What to produce: Note each line that includes the word "Synthetic". Copy those lines.
+++ Raw records
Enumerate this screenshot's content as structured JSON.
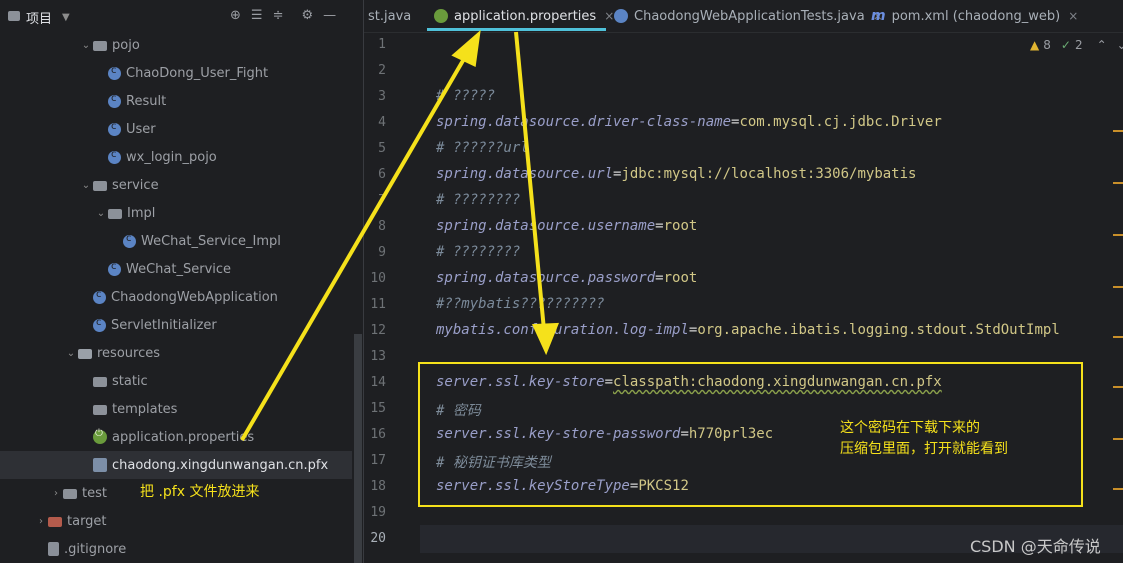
{
  "project_panel": {
    "title": "项目",
    "tree": [
      {
        "label": "pojo",
        "kind": "folder",
        "indent": 1,
        "arrow": "⌄"
      },
      {
        "label": "ChaoDong_User_Fight",
        "kind": "class",
        "indent": 2
      },
      {
        "label": "Result",
        "kind": "class",
        "indent": 2
      },
      {
        "label": "User",
        "kind": "class",
        "indent": 2
      },
      {
        "label": "wx_login_pojo",
        "kind": "class",
        "indent": 2
      },
      {
        "label": "service",
        "kind": "folder",
        "indent": 1,
        "arrow": "⌄"
      },
      {
        "label": "Impl",
        "kind": "folder",
        "indent": 2,
        "arrow": "⌄"
      },
      {
        "label": "WeChat_Service_Impl",
        "kind": "class",
        "indent": 3
      },
      {
        "label": "WeChat_Service",
        "kind": "interface",
        "indent": 2
      },
      {
        "label": "ChaodongWebApplication",
        "kind": "app",
        "indent": 1
      },
      {
        "label": "ServletInitializer",
        "kind": "class",
        "indent": 1
      },
      {
        "label": "resources",
        "kind": "resfolder",
        "indent": 0,
        "arrow": "⌄"
      },
      {
        "label": "static",
        "kind": "folder",
        "indent": 1
      },
      {
        "label": "templates",
        "kind": "folder",
        "indent": 1
      },
      {
        "label": "application.properties",
        "kind": "props",
        "indent": 1
      },
      {
        "label": "chaodong.xingdunwangan.cn.pfx",
        "kind": "pfx",
        "indent": 1,
        "selected": true
      },
      {
        "label": "test",
        "kind": "folder",
        "indent": -1,
        "arrow": "›"
      },
      {
        "label": "target",
        "kind": "target",
        "indent": -2,
        "arrow": "›"
      },
      {
        "label": ".gitignore",
        "kind": "gitignore",
        "indent": -2
      }
    ]
  },
  "tabs": [
    {
      "label": "st.java",
      "icon": "none"
    },
    {
      "label": "application.properties",
      "icon": "green",
      "active": true
    },
    {
      "label": "ChaodongWebApplicationTests.java",
      "icon": "blue"
    },
    {
      "label": "pom.xml (chaodong_web)",
      "icon": "m"
    }
  ],
  "inspections": {
    "warnings": "8",
    "checks": "2"
  },
  "editor": {
    "line_numbers": [
      "1",
      "2",
      "3",
      "4",
      "5",
      "6",
      "7",
      "8",
      "9",
      "10",
      "11",
      "12",
      "13",
      "14",
      "15",
      "16",
      "17",
      "18",
      "19",
      "20"
    ],
    "lines": [
      {
        "no": 3,
        "type": "comment",
        "text": "# ?????"
      },
      {
        "no": 4,
        "type": "prop",
        "key": "spring.datasource.driver-class-name",
        "value": "com.mysql.cj.jdbc.Driver"
      },
      {
        "no": 5,
        "type": "comment",
        "text": "# ??????url"
      },
      {
        "no": 6,
        "type": "prop",
        "key": "spring.datasource.url",
        "value": "jdbc:mysql://localhost:3306/mybatis"
      },
      {
        "no": 7,
        "type": "comment",
        "text": "# ????????"
      },
      {
        "no": 8,
        "type": "prop",
        "key": "spring.datasource.username",
        "value": "root"
      },
      {
        "no": 9,
        "type": "comment",
        "text": "# ????????"
      },
      {
        "no": 10,
        "type": "prop",
        "key": "spring.datasource.password",
        "value": "root"
      },
      {
        "no": 11,
        "type": "comment",
        "text": "#??mybatis??????????"
      },
      {
        "no": 12,
        "type": "prop",
        "key": "mybatis.configuration.log-impl",
        "value": "org.apache.ibatis.logging.stdout.StdOutImpl"
      },
      {
        "no": 14,
        "type": "prop",
        "key": "server.ssl.key-store",
        "value": "classpath:chaodong.xingdunwangan.cn.pfx"
      },
      {
        "no": 15,
        "type": "comment",
        "text": "# 密码"
      },
      {
        "no": 16,
        "type": "prop",
        "key": "server.ssl.key-store-password",
        "value": "h770prl3ec"
      },
      {
        "no": 17,
        "type": "comment",
        "text": "# 秘钥证书库类型"
      },
      {
        "no": 18,
        "type": "prop",
        "key": "server.ssl.keyStoreType",
        "value": "PKCS12"
      }
    ]
  },
  "annotations": {
    "put_pfx": "把 .pfx 文件放进来",
    "password_note_line1": "这个密码在下载下来的",
    "password_note_line2": "压缩包里面，打开就能看到",
    "watermark": "CSDN @天命传说"
  },
  "colors": {
    "annotation": "#f5e11b",
    "active_tab_underline": "#4fc1d9"
  }
}
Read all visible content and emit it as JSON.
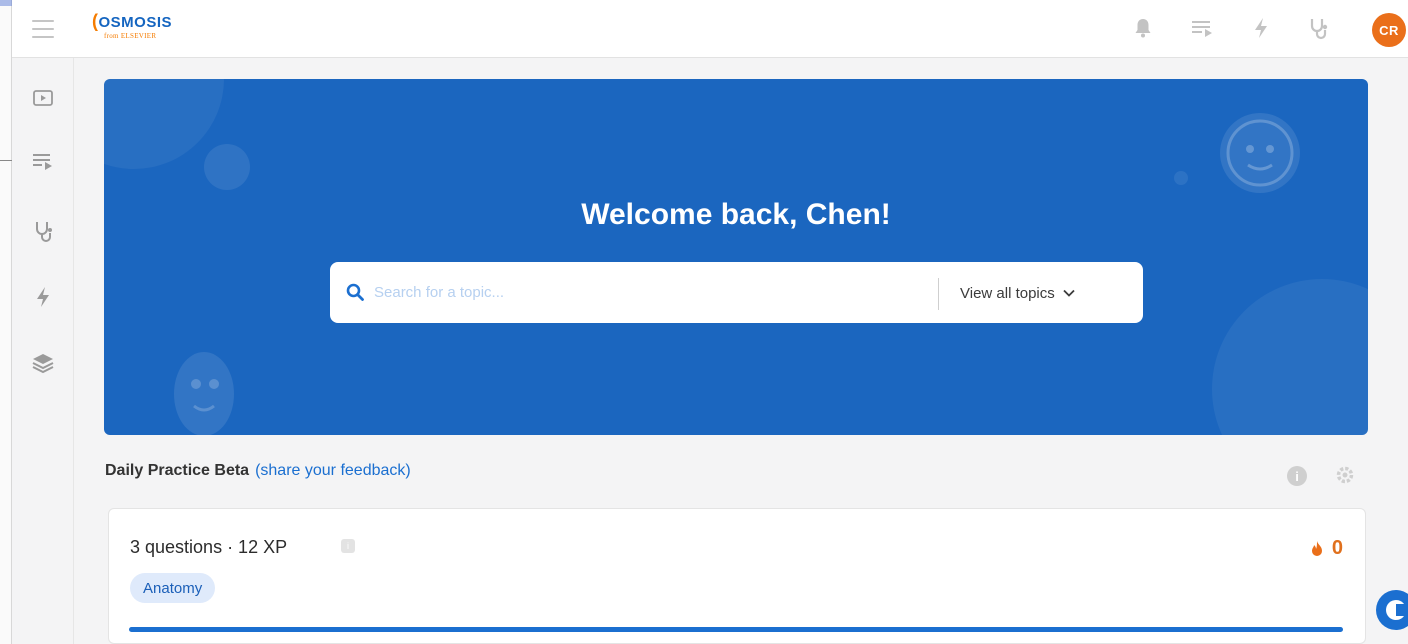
{
  "header": {
    "logo_brand": "OSMOSIS",
    "logo_sub": "from ELSEVIER",
    "avatar_initials": "CR",
    "icons": [
      "bell-icon",
      "playlist-icon",
      "flash-icon",
      "stethoscope-icon"
    ]
  },
  "sidebar": {
    "items": [
      "video-icon",
      "playlist-icon",
      "stethoscope-icon",
      "flash-icon",
      "layers-icon"
    ]
  },
  "hero": {
    "title": "Welcome back, Chen!",
    "search_placeholder": "Search for a topic...",
    "view_all_label": "View all topics"
  },
  "daily_practice": {
    "title": "Daily Practice Beta",
    "feedback_link": "(share your feedback)",
    "info_glyph": "i",
    "card": {
      "summary": "3 questions · 12 XP",
      "tag": "Anatomy",
      "streak": "0"
    }
  },
  "colors": {
    "brand_blue": "#1b66bf",
    "accent_orange": "#ea6f1a"
  }
}
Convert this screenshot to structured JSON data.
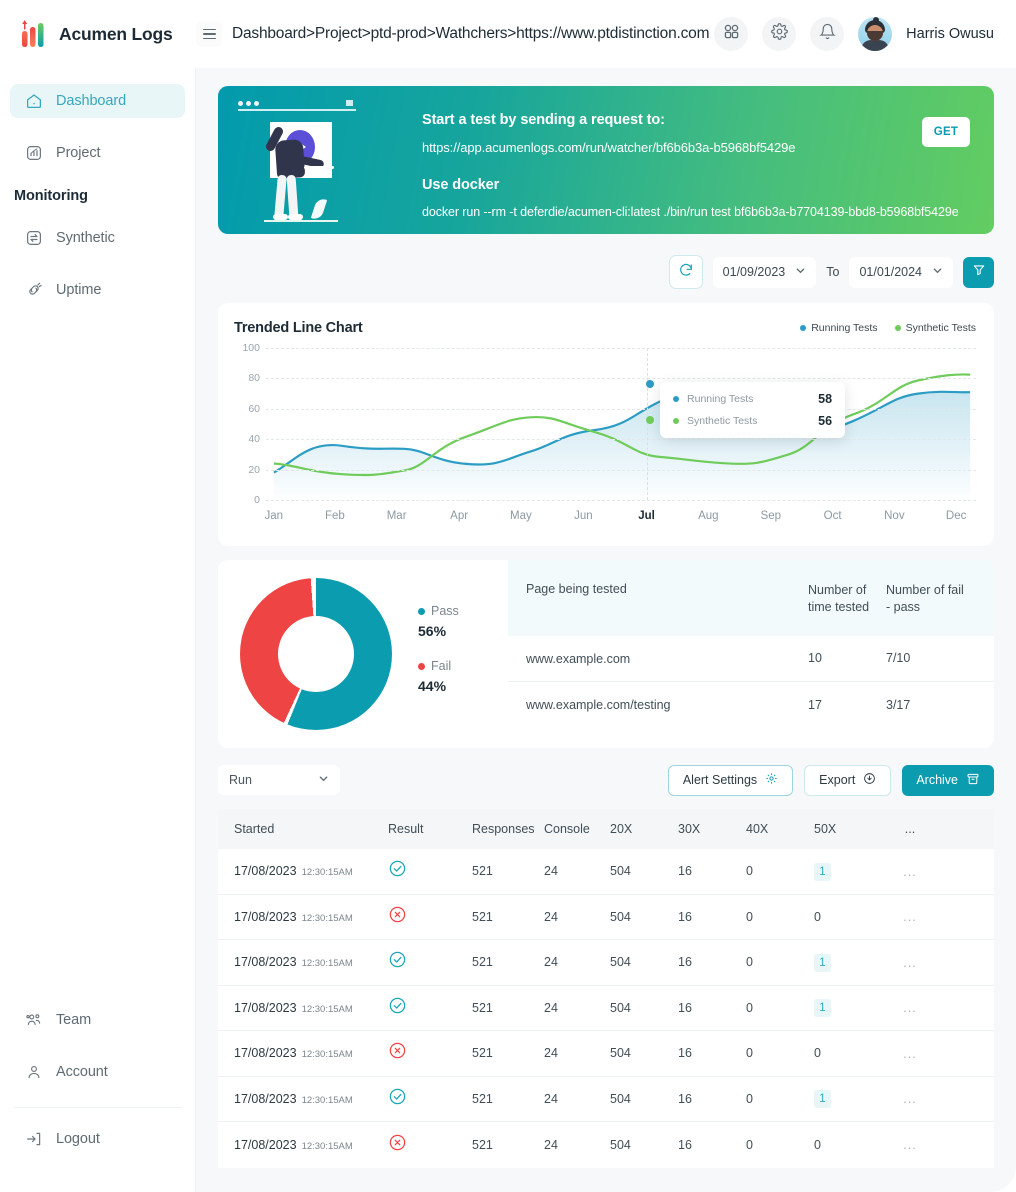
{
  "brand": {
    "name": "Acumen Logs"
  },
  "topbar": {
    "breadcrumb": "Dashboard>Project>ptd-prod>Wathchers>https://www.ptdistinction.com",
    "user_name": "Harris Owusu",
    "icons": {
      "apps": "apps-grid-icon",
      "settings": "gear-icon",
      "notifications": "bell-icon"
    }
  },
  "sidebar": {
    "items": [
      {
        "label": "Dashboard",
        "icon": "home-icon",
        "active": true
      },
      {
        "label": "Project",
        "icon": "chart-square-icon",
        "active": false
      }
    ],
    "section_label": "Monitoring",
    "monitoring": [
      {
        "label": "Synthetic",
        "icon": "sync-square-icon"
      },
      {
        "label": "Uptime",
        "icon": "link-icon"
      }
    ],
    "bottom": [
      {
        "label": "Team",
        "icon": "users-icon"
      },
      {
        "label": "Account",
        "icon": "user-icon"
      },
      {
        "label": "Logout",
        "icon": "logout-icon"
      }
    ]
  },
  "banner": {
    "heading": "Start a test by sending a request to:",
    "url": "https://app.acumenlogs.com/run/watcher/bf6b6b3a-b5968bf5429e",
    "docker_heading": "Use docker",
    "docker_cmd": "docker run --rm -t deferdie/acumen-cli:latest ./bin/run test bf6b6b3a-b7704139-bbd8-b5968bf5429e",
    "get_label": "GET",
    "gradient_from": "#029aad",
    "gradient_to": "#63cd61"
  },
  "date_toolbar": {
    "refresh_icon": "refresh-icon",
    "from": "01/09/2023",
    "to_label": "To",
    "to": "01/01/2024",
    "filter_icon": "filter-icon"
  },
  "chart_data": {
    "type": "line",
    "title": "Trended Line Chart",
    "xlabel": "",
    "ylabel": "",
    "categories": [
      "Jan",
      "Feb",
      "Mar",
      "Apr",
      "May",
      "Jun",
      "Jul",
      "Aug",
      "Sep",
      "Oct",
      "Nov",
      "Dec"
    ],
    "yticks": [
      0,
      20,
      40,
      60,
      80,
      100
    ],
    "ylim": [
      0,
      100
    ],
    "grid": true,
    "legend_position": "top-right",
    "highlight_category": "Jul",
    "series": [
      {
        "name": "Running Tests",
        "color": "#2b9cc4",
        "values": [
          18,
          33,
          35,
          31,
          36,
          46,
          58,
          44,
          44,
          52,
          61,
          63
        ]
      },
      {
        "name": "Synthetic Tests",
        "color": "#6fcc5a",
        "values": [
          24,
          20,
          17,
          31,
          46,
          45,
          33,
          27,
          24,
          33,
          57,
          75
        ]
      }
    ],
    "tooltip": {
      "rows": [
        {
          "name": "Running Tests",
          "value": "58",
          "color": "#2b9cc4"
        },
        {
          "name": "Synthetic Tests",
          "value": "56",
          "color": "#6fcc5a"
        }
      ]
    }
  },
  "donut_chart": {
    "type": "pie",
    "title": "",
    "slices": [
      {
        "label": "Pass",
        "value": 56,
        "display": "56%",
        "color": "#0c9cb0"
      },
      {
        "label": "Fail",
        "value": 44,
        "display": "44%",
        "color": "#ef4444"
      }
    ]
  },
  "pages_table": {
    "columns": [
      "Page being tested",
      "Number of time tested",
      "Number of fail  -  pass"
    ],
    "rows": [
      {
        "page": "www.example.com",
        "tested": "10",
        "fail_pass": "7/10"
      },
      {
        "page": "www.example.com/testing",
        "tested": "17",
        "fail_pass": "3/17"
      }
    ]
  },
  "run_toolbar": {
    "select_value": "Run",
    "alert_settings_label": "Alert Settings",
    "alert_settings_icon": "gear-icon",
    "export_label": "Export",
    "export_icon": "download-icon",
    "archive_label": "Archive",
    "archive_icon": "archive-box-icon"
  },
  "runs_table": {
    "columns": [
      "Started",
      "Result",
      "Responses",
      "Console",
      "20X",
      "30X",
      "40X",
      "50X",
      "..."
    ],
    "rows": [
      {
        "date": "17/08/2023",
        "time": "12:30:15AM",
        "result": "pass",
        "responses": "521",
        "console": "24",
        "x20": "504",
        "x30": "16",
        "x40": "0",
        "x50": "1",
        "more": "..."
      },
      {
        "date": "17/08/2023",
        "time": "12:30:15AM",
        "result": "fail",
        "responses": "521",
        "console": "24",
        "x20": "504",
        "x30": "16",
        "x40": "0",
        "x50": "0",
        "more": "..."
      },
      {
        "date": "17/08/2023",
        "time": "12:30:15AM",
        "result": "pass",
        "responses": "521",
        "console": "24",
        "x20": "504",
        "x30": "16",
        "x40": "0",
        "x50": "1",
        "more": "..."
      },
      {
        "date": "17/08/2023",
        "time": "12:30:15AM",
        "result": "pass",
        "responses": "521",
        "console": "24",
        "x20": "504",
        "x30": "16",
        "x40": "0",
        "x50": "1",
        "more": "..."
      },
      {
        "date": "17/08/2023",
        "time": "12:30:15AM",
        "result": "fail",
        "responses": "521",
        "console": "24",
        "x20": "504",
        "x30": "16",
        "x40": "0",
        "x50": "0",
        "more": "..."
      },
      {
        "date": "17/08/2023",
        "time": "12:30:15AM",
        "result": "pass",
        "responses": "521",
        "console": "24",
        "x20": "504",
        "x30": "16",
        "x40": "0",
        "x50": "1",
        "more": "..."
      },
      {
        "date": "17/08/2023",
        "time": "12:30:15AM",
        "result": "fail",
        "responses": "521",
        "console": "24",
        "x20": "504",
        "x30": "16",
        "x40": "0",
        "x50": "0",
        "more": "..."
      }
    ]
  },
  "colors": {
    "teal": "#0c9cb0",
    "green": "#63cd61",
    "red": "#ef4444",
    "active_bg": "#e9f6f8"
  }
}
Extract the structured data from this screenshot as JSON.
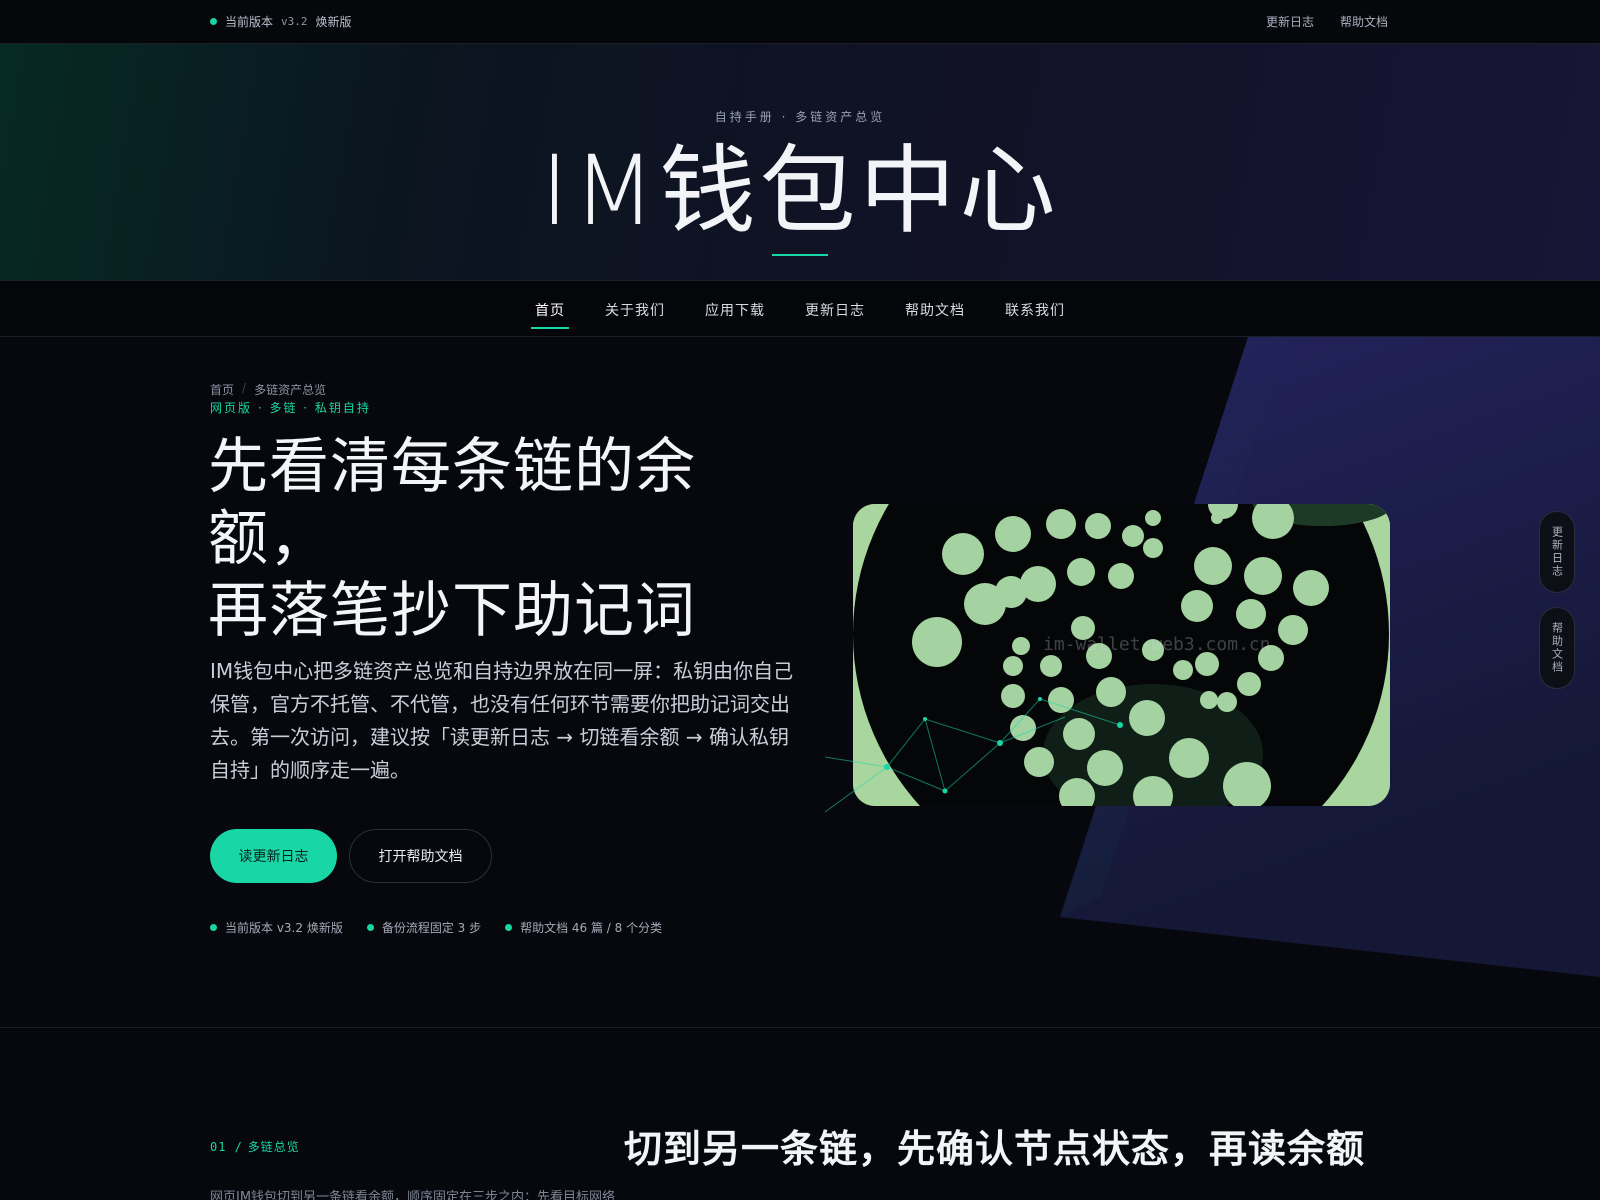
++++++
Full response:
        "label": "Synthetic",
        "name": "Synthetic Tests",
          "name": "Synthetic Tests",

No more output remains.